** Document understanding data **
>>>>>

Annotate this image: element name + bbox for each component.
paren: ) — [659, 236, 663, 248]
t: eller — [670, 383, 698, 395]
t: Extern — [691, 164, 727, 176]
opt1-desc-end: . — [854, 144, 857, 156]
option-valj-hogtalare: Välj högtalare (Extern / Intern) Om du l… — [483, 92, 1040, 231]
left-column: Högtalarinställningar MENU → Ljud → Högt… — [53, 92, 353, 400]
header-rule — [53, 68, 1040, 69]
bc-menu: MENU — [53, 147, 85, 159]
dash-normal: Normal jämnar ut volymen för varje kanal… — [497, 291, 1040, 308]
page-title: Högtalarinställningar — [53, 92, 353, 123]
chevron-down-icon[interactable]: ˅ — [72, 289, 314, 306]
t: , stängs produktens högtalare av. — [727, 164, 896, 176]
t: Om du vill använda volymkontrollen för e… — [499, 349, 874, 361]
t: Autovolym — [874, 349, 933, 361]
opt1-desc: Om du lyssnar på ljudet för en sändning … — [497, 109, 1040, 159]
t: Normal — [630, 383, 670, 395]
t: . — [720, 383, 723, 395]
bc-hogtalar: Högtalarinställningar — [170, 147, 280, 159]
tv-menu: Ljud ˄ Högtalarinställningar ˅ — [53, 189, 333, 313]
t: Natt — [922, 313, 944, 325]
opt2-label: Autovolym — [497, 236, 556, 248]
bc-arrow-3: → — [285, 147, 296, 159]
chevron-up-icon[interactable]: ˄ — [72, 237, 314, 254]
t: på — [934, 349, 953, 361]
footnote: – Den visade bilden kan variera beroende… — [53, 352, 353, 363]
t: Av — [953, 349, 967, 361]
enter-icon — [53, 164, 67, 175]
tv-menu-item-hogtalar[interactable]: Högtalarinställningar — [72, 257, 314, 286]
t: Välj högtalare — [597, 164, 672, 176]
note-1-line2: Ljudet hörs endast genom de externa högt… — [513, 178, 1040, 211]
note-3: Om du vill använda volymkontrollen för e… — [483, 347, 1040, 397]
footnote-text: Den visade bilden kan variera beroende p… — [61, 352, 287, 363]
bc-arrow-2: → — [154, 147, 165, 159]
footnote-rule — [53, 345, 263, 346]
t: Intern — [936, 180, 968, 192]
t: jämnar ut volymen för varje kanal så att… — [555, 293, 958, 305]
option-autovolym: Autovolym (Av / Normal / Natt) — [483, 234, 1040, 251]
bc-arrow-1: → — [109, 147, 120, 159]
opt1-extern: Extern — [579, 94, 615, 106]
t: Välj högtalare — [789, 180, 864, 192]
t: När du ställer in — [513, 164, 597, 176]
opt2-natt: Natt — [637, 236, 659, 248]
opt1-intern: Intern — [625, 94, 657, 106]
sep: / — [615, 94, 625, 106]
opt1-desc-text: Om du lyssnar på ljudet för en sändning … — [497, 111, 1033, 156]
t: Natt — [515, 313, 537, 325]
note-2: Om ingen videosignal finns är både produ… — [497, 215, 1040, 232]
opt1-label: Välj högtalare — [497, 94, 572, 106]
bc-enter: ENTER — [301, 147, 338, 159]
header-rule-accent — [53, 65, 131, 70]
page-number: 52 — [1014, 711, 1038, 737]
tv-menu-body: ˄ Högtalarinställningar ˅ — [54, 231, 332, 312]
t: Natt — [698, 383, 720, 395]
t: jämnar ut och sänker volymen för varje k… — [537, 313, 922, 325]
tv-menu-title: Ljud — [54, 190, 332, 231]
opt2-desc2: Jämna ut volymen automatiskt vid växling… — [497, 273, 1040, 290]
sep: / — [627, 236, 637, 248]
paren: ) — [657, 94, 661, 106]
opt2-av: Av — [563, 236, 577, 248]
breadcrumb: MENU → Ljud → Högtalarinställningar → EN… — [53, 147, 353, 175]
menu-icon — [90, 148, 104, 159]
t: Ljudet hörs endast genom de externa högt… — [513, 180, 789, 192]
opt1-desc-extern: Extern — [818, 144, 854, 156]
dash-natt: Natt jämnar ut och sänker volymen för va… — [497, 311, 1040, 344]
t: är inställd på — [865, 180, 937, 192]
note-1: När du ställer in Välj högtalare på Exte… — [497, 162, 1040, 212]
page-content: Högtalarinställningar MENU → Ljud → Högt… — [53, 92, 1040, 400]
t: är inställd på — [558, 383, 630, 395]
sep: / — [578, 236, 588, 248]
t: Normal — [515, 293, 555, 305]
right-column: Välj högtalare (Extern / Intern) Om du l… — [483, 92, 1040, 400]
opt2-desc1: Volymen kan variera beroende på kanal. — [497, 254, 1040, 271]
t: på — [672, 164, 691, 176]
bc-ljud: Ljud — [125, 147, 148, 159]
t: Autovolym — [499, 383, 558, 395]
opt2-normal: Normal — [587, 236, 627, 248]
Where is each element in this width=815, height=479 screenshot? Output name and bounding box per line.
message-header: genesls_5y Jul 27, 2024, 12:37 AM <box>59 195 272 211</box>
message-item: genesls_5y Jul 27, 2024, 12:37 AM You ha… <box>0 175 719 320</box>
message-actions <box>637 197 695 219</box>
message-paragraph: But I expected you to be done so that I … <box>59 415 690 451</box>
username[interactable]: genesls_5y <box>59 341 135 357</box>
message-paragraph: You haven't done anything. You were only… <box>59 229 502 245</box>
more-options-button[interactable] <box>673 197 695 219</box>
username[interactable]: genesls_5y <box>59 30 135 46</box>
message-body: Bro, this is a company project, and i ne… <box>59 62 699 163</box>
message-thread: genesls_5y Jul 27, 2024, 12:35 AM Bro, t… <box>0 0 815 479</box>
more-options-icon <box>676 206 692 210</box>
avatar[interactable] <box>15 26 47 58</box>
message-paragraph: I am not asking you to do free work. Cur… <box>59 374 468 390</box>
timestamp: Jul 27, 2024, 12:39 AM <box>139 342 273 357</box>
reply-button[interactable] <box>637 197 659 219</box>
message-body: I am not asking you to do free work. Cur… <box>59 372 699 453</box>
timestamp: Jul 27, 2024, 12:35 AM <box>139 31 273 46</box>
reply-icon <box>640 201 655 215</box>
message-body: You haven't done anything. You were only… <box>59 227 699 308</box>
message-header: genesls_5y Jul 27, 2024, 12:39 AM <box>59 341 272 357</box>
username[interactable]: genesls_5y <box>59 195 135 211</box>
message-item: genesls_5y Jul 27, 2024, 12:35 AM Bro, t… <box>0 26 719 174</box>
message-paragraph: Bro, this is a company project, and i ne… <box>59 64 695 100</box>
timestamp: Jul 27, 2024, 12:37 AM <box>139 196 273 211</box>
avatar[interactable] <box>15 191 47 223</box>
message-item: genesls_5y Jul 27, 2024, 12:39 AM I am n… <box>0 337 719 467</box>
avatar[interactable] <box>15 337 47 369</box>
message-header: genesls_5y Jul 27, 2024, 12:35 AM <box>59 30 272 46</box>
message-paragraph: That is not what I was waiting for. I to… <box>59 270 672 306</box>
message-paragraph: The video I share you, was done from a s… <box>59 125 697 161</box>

<<<<<

** Goal of the exercise **
Every entry should be restated word for word.

** Problem solution **
Annotate this image: element name + bbox for each component.
paren: ) — [659, 236, 663, 248]
t: eller — [670, 383, 698, 395]
t: Extern — [691, 164, 727, 176]
opt1-desc-end: . — [854, 144, 857, 156]
option-valj-hogtalare: Välj högtalare (Extern / Intern) Om du l… — [483, 92, 1040, 231]
left-column: Högtalarinställningar MENU → Ljud → Högt… — [53, 92, 353, 400]
header-rule — [53, 68, 1040, 69]
bc-menu: MENU — [53, 147, 85, 159]
dash-normal: Normal jämnar ut volymen för varje kanal… — [497, 291, 1040, 308]
page-title: Högtalarinställningar — [53, 92, 353, 123]
chevron-down-icon[interactable]: ˅ — [72, 289, 314, 306]
t: , stängs produktens högtalare av. — [727, 164, 896, 176]
t: Om du vill använda volymkontrollen för e… — [499, 349, 874, 361]
t: Autovolym — [874, 349, 933, 361]
opt1-desc: Om du lyssnar på ljudet för en sändning … — [497, 109, 1040, 159]
t: Normal — [630, 383, 670, 395]
t: . — [720, 383, 723, 395]
bc-hogtalar: Högtalarinställningar — [170, 147, 280, 159]
tv-menu: Ljud ˄ Högtalarinställningar ˅ — [53, 189, 333, 313]
t: Natt — [922, 313, 944, 325]
opt2-label: Autovolym — [497, 236, 556, 248]
bc-arrow-3: → — [285, 147, 296, 159]
chevron-up-icon[interactable]: ˄ — [72, 237, 314, 254]
t: på — [934, 349, 953, 361]
footnote: – Den visade bilden kan variera beroende… — [53, 352, 353, 363]
t: Av — [953, 349, 967, 361]
enter-icon — [53, 164, 67, 175]
tv-menu-item-hogtalar[interactable]: Högtalarinställningar — [72, 257, 314, 286]
t: Välj högtalare — [597, 164, 672, 176]
note-1-line2: Ljudet hörs endast genom de externa högt… — [513, 178, 1040, 211]
note-3: Om du vill använda volymkontrollen för e… — [483, 347, 1040, 397]
footnote-text: Den visade bilden kan variera beroende p… — [61, 352, 287, 363]
bc-arrow-2: → — [154, 147, 165, 159]
footnote-rule — [53, 345, 263, 346]
t: Intern — [936, 180, 968, 192]
t: jämnar ut volymen för varje kanal så att… — [555, 293, 958, 305]
option-autovolym: Autovolym (Av / Normal / Natt) — [483, 234, 1040, 251]
bc-arrow-1: → — [109, 147, 120, 159]
opt1-extern: Extern — [579, 94, 615, 106]
t: Välj högtalare — [789, 180, 864, 192]
t: När du ställer in — [513, 164, 597, 176]
opt2-natt: Natt — [637, 236, 659, 248]
opt1-intern: Intern — [625, 94, 657, 106]
sep: / — [615, 94, 625, 106]
opt1-desc-text: Om du lyssnar på ljudet för en sändning … — [497, 111, 1033, 156]
t: Natt — [515, 313, 537, 325]
note-2: Om ingen videosignal finns är både produ… — [497, 215, 1040, 232]
opt1-label: Välj högtalare — [497, 94, 572, 106]
bc-enter: ENTER — [301, 147, 338, 159]
header-rule-accent — [53, 65, 131, 70]
page-number: 52 — [1014, 711, 1038, 737]
tv-menu-body: ˄ Högtalarinställningar ˅ — [54, 231, 332, 312]
t: Natt — [698, 383, 720, 395]
t: jämnar ut och sänker volymen för varje k… — [537, 313, 922, 325]
tv-menu-title: Ljud — [54, 190, 332, 231]
opt2-desc2: Jämna ut volymen automatiskt vid växling… — [497, 273, 1040, 290]
sep: / — [627, 236, 637, 248]
paren: ) — [657, 94, 661, 106]
opt2-av: Av — [563, 236, 577, 248]
breadcrumb: MENU → Ljud → Högtalarinställningar → EN… — [53, 147, 353, 175]
menu-icon — [90, 148, 104, 159]
t: Ljudet hörs endast genom de externa högt… — [513, 180, 789, 192]
opt1-desc-extern: Extern — [818, 144, 854, 156]
dash-natt: Natt jämnar ut och sänker volymen för va… — [497, 311, 1040, 344]
t: är inställd på — [865, 180, 937, 192]
note-1: När du ställer in Välj högtalare på Exte… — [497, 162, 1040, 212]
page-content: Högtalarinställningar MENU → Ljud → Högt… — [53, 92, 1040, 400]
t: är inställd på — [558, 383, 630, 395]
sep: / — [578, 236, 588, 248]
t: Normal — [515, 293, 555, 305]
right-column: Välj högtalare (Extern / Intern) Om du l… — [483, 92, 1040, 400]
opt2-desc1: Volymen kan variera beroende på kanal. — [497, 254, 1040, 271]
t: på — [672, 164, 691, 176]
bc-ljud: Ljud — [125, 147, 148, 159]
t: Autovolym — [499, 383, 558, 395]
opt2-normal: Normal — [587, 236, 627, 248]
Where is each element in this width=815, height=479 screenshot? Output name and bounding box per line.
message-header: genesls_5y Jul 27, 2024, 12:37 AM <box>59 195 272 211</box>
message-item: genesls_5y Jul 27, 2024, 12:37 AM You ha… <box>0 175 719 320</box>
message-actions <box>637 197 695 219</box>
message-paragraph: But I expected you to be done so that I … <box>59 415 690 451</box>
username[interactable]: genesls_5y <box>59 341 135 357</box>
message-paragraph: You haven't done anything. You were only… <box>59 229 502 245</box>
more-options-button[interactable] <box>673 197 695 219</box>
username[interactable]: genesls_5y <box>59 30 135 46</box>
message-body: Bro, this is a company project, and i ne… <box>59 62 699 163</box>
message-thread: genesls_5y Jul 27, 2024, 12:35 AM Bro, t… <box>0 0 815 479</box>
more-options-icon <box>676 206 692 210</box>
avatar[interactable] <box>15 26 47 58</box>
message-paragraph: I am not asking you to do free work. Cur… <box>59 374 468 390</box>
timestamp: Jul 27, 2024, 12:39 AM <box>139 342 273 357</box>
reply-button[interactable] <box>637 197 659 219</box>
message-body: I am not asking you to do free work. Cur… <box>59 372 699 453</box>
timestamp: Jul 27, 2024, 12:35 AM <box>139 31 273 46</box>
reply-icon <box>640 201 655 215</box>
message-body: You haven't done anything. You were only… <box>59 227 699 308</box>
message-header: genesls_5y Jul 27, 2024, 12:39 AM <box>59 341 272 357</box>
username[interactable]: genesls_5y <box>59 195 135 211</box>
message-item: genesls_5y Jul 27, 2024, 12:35 AM Bro, t… <box>0 26 719 174</box>
message-paragraph: Bro, this is a company project, and i ne… <box>59 64 695 100</box>
timestamp: Jul 27, 2024, 12:37 AM <box>139 196 273 211</box>
avatar[interactable] <box>15 191 47 223</box>
message-item: genesls_5y Jul 27, 2024, 12:39 AM I am n… <box>0 337 719 467</box>
avatar[interactable] <box>15 337 47 369</box>
message-header: genesls_5y Jul 27, 2024, 12:35 AM <box>59 30 272 46</box>
message-paragraph: That is not what I was waiting for. I to… <box>59 270 672 306</box>
message-paragraph: The video I share you, was done from a s… <box>59 125 697 161</box>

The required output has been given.